- **Task input**
◆ ◆ ◆
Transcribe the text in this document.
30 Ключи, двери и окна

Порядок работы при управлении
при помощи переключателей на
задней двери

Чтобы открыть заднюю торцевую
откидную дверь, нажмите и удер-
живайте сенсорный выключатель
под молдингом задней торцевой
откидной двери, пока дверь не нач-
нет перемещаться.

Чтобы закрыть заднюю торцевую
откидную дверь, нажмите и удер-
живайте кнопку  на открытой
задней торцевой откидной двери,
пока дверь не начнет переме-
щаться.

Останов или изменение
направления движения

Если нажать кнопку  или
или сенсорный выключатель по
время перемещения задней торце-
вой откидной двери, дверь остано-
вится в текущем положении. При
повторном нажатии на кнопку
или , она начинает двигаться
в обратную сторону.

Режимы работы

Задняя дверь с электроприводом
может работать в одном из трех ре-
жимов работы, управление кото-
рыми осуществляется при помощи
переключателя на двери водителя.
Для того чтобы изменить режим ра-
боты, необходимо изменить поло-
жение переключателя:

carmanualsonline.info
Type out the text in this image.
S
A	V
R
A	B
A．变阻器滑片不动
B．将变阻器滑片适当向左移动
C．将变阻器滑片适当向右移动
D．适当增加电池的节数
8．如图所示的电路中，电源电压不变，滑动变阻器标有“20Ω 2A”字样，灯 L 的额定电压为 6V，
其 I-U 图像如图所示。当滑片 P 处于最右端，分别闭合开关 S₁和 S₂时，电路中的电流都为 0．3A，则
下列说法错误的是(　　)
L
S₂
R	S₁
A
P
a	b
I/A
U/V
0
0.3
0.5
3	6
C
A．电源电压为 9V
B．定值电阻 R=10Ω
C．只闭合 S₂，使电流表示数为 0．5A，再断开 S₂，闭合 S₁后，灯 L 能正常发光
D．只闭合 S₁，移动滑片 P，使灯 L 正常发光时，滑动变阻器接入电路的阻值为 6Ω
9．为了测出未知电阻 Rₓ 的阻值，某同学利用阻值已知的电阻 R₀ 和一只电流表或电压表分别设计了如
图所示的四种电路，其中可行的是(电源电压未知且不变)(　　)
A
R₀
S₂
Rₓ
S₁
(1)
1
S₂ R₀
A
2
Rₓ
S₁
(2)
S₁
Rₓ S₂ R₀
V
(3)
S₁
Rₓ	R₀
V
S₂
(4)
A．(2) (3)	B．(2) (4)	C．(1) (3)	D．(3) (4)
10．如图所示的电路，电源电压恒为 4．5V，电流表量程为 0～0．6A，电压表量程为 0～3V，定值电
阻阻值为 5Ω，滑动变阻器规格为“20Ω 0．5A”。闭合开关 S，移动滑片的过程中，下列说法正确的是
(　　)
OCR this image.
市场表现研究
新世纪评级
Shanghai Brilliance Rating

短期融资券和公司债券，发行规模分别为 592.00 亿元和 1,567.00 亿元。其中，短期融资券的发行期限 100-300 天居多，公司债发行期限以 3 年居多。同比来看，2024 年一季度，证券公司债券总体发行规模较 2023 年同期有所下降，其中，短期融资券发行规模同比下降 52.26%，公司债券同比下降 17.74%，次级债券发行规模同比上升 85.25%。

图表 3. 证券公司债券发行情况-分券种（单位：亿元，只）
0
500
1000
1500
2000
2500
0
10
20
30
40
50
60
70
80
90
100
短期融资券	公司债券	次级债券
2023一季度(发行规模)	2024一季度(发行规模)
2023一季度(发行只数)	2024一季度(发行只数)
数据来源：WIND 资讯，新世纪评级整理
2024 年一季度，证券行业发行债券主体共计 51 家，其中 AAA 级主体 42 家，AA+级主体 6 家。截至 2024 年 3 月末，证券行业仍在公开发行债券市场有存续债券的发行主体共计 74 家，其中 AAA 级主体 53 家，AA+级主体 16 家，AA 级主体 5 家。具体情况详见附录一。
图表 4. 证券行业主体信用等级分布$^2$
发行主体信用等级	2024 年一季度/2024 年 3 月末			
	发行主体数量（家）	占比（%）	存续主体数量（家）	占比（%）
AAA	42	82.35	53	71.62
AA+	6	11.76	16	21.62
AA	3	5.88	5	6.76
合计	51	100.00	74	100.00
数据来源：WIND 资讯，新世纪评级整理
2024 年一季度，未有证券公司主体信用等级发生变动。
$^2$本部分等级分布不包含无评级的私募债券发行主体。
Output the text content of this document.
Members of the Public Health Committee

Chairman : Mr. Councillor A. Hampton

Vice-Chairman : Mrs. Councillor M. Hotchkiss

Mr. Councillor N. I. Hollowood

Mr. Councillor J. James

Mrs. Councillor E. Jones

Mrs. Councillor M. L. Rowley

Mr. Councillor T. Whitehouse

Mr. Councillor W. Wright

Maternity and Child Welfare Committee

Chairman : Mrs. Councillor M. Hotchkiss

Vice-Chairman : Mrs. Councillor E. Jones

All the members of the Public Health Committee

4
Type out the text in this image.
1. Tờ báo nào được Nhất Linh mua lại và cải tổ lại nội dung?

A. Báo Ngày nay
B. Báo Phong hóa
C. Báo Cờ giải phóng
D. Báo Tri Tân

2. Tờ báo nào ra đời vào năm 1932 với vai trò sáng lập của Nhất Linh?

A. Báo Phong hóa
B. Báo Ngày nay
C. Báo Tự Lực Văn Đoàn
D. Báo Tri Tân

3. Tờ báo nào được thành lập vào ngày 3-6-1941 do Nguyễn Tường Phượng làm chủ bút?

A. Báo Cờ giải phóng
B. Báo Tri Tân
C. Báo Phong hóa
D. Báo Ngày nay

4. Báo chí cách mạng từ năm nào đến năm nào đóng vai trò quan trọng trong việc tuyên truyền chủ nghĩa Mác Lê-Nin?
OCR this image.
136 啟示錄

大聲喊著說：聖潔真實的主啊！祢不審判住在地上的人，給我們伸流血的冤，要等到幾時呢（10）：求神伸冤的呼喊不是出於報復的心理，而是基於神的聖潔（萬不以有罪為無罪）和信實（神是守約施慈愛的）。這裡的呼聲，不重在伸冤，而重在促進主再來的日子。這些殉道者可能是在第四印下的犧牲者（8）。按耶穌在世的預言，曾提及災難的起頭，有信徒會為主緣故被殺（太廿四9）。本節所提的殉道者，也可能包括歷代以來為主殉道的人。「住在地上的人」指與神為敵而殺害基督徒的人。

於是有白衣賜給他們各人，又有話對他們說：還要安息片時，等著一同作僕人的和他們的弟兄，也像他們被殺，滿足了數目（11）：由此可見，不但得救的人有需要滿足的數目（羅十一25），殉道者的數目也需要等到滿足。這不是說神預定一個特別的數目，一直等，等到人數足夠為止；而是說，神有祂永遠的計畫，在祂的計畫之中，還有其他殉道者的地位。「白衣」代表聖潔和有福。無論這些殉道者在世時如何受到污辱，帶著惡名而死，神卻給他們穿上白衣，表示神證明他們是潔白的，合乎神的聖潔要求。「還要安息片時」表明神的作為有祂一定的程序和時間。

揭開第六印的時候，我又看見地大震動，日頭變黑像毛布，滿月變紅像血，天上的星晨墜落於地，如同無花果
◆ ◆ ◆
Set down the entries above again, word for word.

- **Response to the exercise**
Transcribe the text in this document.
30 Ключи, двери и окна

Порядок работы при управлении
при помощи переключателей на
задней двери

Чтобы открыть заднюю торцевую
откидную дверь, нажмите и удер-
живайте сенсорный выключатель
под молдингом задней торцевой
откидной двери, пока дверь не нач-
нет перемещаться.

Чтобы закрыть заднюю торцевую
откидную дверь, нажмите и удер-
живайте кнопку  на открытой
задней торцевой откидной двери,
пока дверь не начнет переме-
щаться.

Останов или изменение
направления движения

Если нажать кнопку  или
или сенсорный выключатель по
время перемещения задней торце-
вой откидной двери, дверь остано-
вится в текущем положении. При
повторном нажатии на кнопку
или , она начинает двигаться
в обратную сторону.

Режимы работы

Задняя дверь с электроприводом
может работать в одном из трех ре-
жимов работы, управление кото-
рыми осуществляется при помощи
переключателя на двери водителя.
Для того чтобы изменить режим ра-
боты, необходимо изменить поло-
жение переключателя:

carmanualsonline.info
Type out the text in this image.
S
A	V
R
A	B
A．变阻器滑片不动
B．将变阻器滑片适当向左移动
C．将变阻器滑片适当向右移动
D．适当增加电池的节数
8．如图所示的电路中，电源电压不变，滑动变阻器标有“20Ω 2A”字样，灯 L 的额定电压为 6V，
其 I-U 图像如图所示。当滑片 P 处于最右端，分别闭合开关 S₁和 S₂时，电路中的电流都为 0．3A，则
下列说法错误的是(　　)
L
S₂
R	S₁
A
P
a	b
I/A
U/V
0
0.3
0.5
3	6
C
A．电源电压为 9V
B．定值电阻 R=10Ω
C．只闭合 S₂，使电流表示数为 0．5A，再断开 S₂，闭合 S₁后，灯 L 能正常发光
D．只闭合 S₁，移动滑片 P，使灯 L 正常发光时，滑动变阻器接入电路的阻值为 6Ω
9．为了测出未知电阻 Rₓ 的阻值，某同学利用阻值已知的电阻 R₀ 和一只电流表或电压表分别设计了如
图所示的四种电路，其中可行的是(电源电压未知且不变)(　　)
A
R₀
S₂
Rₓ
S₁
(1)
1
S₂ R₀
A
2
Rₓ
S₁
(2)
S₁
Rₓ S₂ R₀
V
(3)
S₁
Rₓ	R₀
V
S₂
(4)
A．(2) (3)	B．(2) (4)	C．(1) (3)	D．(3) (4)
10．如图所示的电路，电源电压恒为 4．5V，电流表量程为 0～0．6A，电压表量程为 0～3V，定值电
阻阻值为 5Ω，滑动变阻器规格为“20Ω 0．5A”。闭合开关 S，移动滑片的过程中，下列说法正确的是
(　　)
OCR this image.
市场表现研究
新世纪评级
Shanghai Brilliance Rating

短期融资券和公司债券，发行规模分别为 592.00 亿元和 1,567.00 亿元。其中，短期融资券的发行期限 100-300 天居多，公司债发行期限以 3 年居多。同比来看，2024 年一季度，证券公司债券总体发行规模较 2023 年同期有所下降，其中，短期融资券发行规模同比下降 52.26%，公司债券同比下降 17.74%，次级债券发行规模同比上升 85.25%。

图表 3. 证券公司债券发行情况-分券种（单位：亿元，只）
0
500
1000
1500
2000
2500
0
10
20
30
40
50
60
70
80
90
100
短期融资券	公司债券	次级债券
2023一季度(发行规模)	2024一季度(发行规模)
2023一季度(发行只数)	2024一季度(发行只数)
数据来源：WIND 资讯，新世纪评级整理
2024 年一季度，证券行业发行债券主体共计 51 家，其中 AAA 级主体 42 家，AA+级主体 6 家。截至 2024 年 3 月末，证券行业仍在公开发行债券市场有存续债券的发行主体共计 74 家，其中 AAA 级主体 53 家，AA+级主体 16 家，AA 级主体 5 家。具体情况详见附录一。
图表 4. 证券行业主体信用等级分布$^2$
发行主体信用等级	2024 年一季度/2024 年 3 月末			
	发行主体数量（家）	占比（%）	存续主体数量（家）	占比（%）
AAA	42	82.35	53	71.62
AA+	6	11.76	16	21.62
AA	3	5.88	5	6.76
合计	51	100.00	74	100.00
数据来源：WIND 资讯，新世纪评级整理
2024 年一季度，未有证券公司主体信用等级发生变动。
$^2$本部分等级分布不包含无评级的私募债券发行主体。
Output the text content of this document.
Members of the Public Health Committee

Chairman : Mr. Councillor A. Hampton

Vice-Chairman : Mrs. Councillor M. Hotchkiss

Mr. Councillor N. I. Hollowood

Mr. Councillor J. James

Mrs. Councillor E. Jones

Mrs. Councillor M. L. Rowley

Mr. Councillor T. Whitehouse

Mr. Councillor W. Wright

Maternity and Child Welfare Committee

Chairman : Mrs. Councillor M. Hotchkiss

Vice-Chairman : Mrs. Councillor E. Jones

All the members of the Public Health Committee

4
Type out the text in this image.
1. Tờ báo nào được Nhất Linh mua lại và cải tổ lại nội dung?

A. Báo Ngày nay
B. Báo Phong hóa
C. Báo Cờ giải phóng
D. Báo Tri Tân

2. Tờ báo nào ra đời vào năm 1932 với vai trò sáng lập của Nhất Linh?

A. Báo Phong hóa
B. Báo Ngày nay
C. Báo Tự Lực Văn Đoàn
D. Báo Tri Tân

3. Tờ báo nào được thành lập vào ngày 3-6-1941 do Nguyễn Tường Phượng làm chủ bút?

A. Báo Cờ giải phóng
B. Báo Tri Tân
C. Báo Phong hóa
D. Báo Ngày nay

4. Báo chí cách mạng từ năm nào đến năm nào đóng vai trò quan trọng trong việc tuyên truyền chủ nghĩa Mác Lê-Nin?
OCR this image.
136 啟示錄

大聲喊著說：聖潔真實的主啊！祢不審判住在地上的人，給我們伸流血的冤，要等到幾時呢（10）：求神伸冤的呼喊不是出於報復的心理，而是基於神的聖潔（萬不以有罪為無罪）和信實（神是守約施慈愛的）。這裡的呼聲，不重在伸冤，而重在促進主再來的日子。這些殉道者可能是在第四印下的犧牲者（8）。按耶穌在世的預言，曾提及災難的起頭，有信徒會為主緣故被殺（太廿四9）。本節所提的殉道者，也可能包括歷代以來為主殉道的人。「住在地上的人」指與神為敵而殺害基督徒的人。

於是有白衣賜給他們各人，又有話對他們說：還要安息片時，等著一同作僕人的和他們的弟兄，也像他們被殺，滿足了數目（11）：由此可見，不但得救的人有需要滿足的數目（羅十一25），殉道者的數目也需要等到滿足。這不是說神預定一個特別的數目，一直等，等到人數足夠為止；而是說，神有祂永遠的計畫，在祂的計畫之中，還有其他殉道者的地位。「白衣」代表聖潔和有福。無論這些殉道者在世時如何受到污辱，帶著惡名而死，神卻給他們穿上白衣，表示神證明他們是潔白的，合乎神的聖潔要求。「還要安息片時」表明神的作為有祂一定的程序和時間。

揭開第六印的時候，我又看見地大震動，日頭變黑像毛布，滿月變紅像血，天上的星晨墜落於地，如同無花果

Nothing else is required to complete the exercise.